--- WRITTEN TASK ---
Omit every image, and transcribe the remaining entries exactly as given.

--- EXCERPTED DATA ---
= = = = = = =

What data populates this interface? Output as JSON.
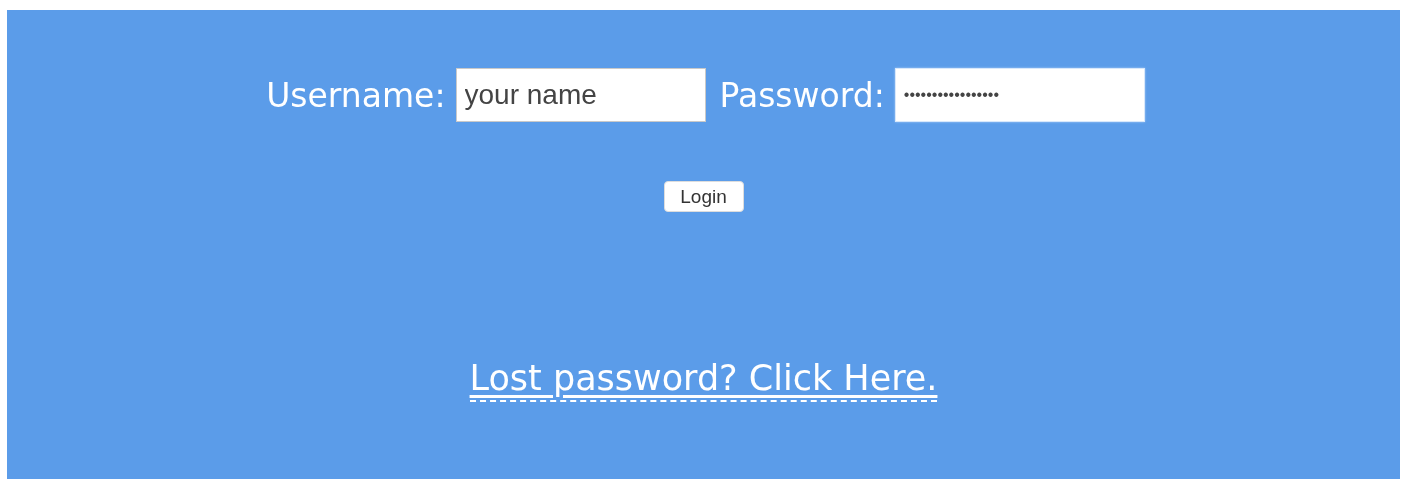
{
  "form": {
    "fields": [
      {
        "label": "Username:",
        "value": "your name"
      },
      {
        "label": "Password:",
        "value": "•••••••••••••••••"
      }
    ],
    "button": "Login",
    "link": "Lost password? Click Here."
  }
}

= = = = = = =

--- FINAL ANSWER ---
What data populates this interface? Output as JSON.
{
  "form": {
    "fields": [
      {
        "label": "Username:",
        "value": "your name"
      },
      {
        "label": "Password:",
        "value": "•••••••••••••••••"
      }
    ],
    "button": "Login",
    "link": "Lost password? Click Here."
  }
}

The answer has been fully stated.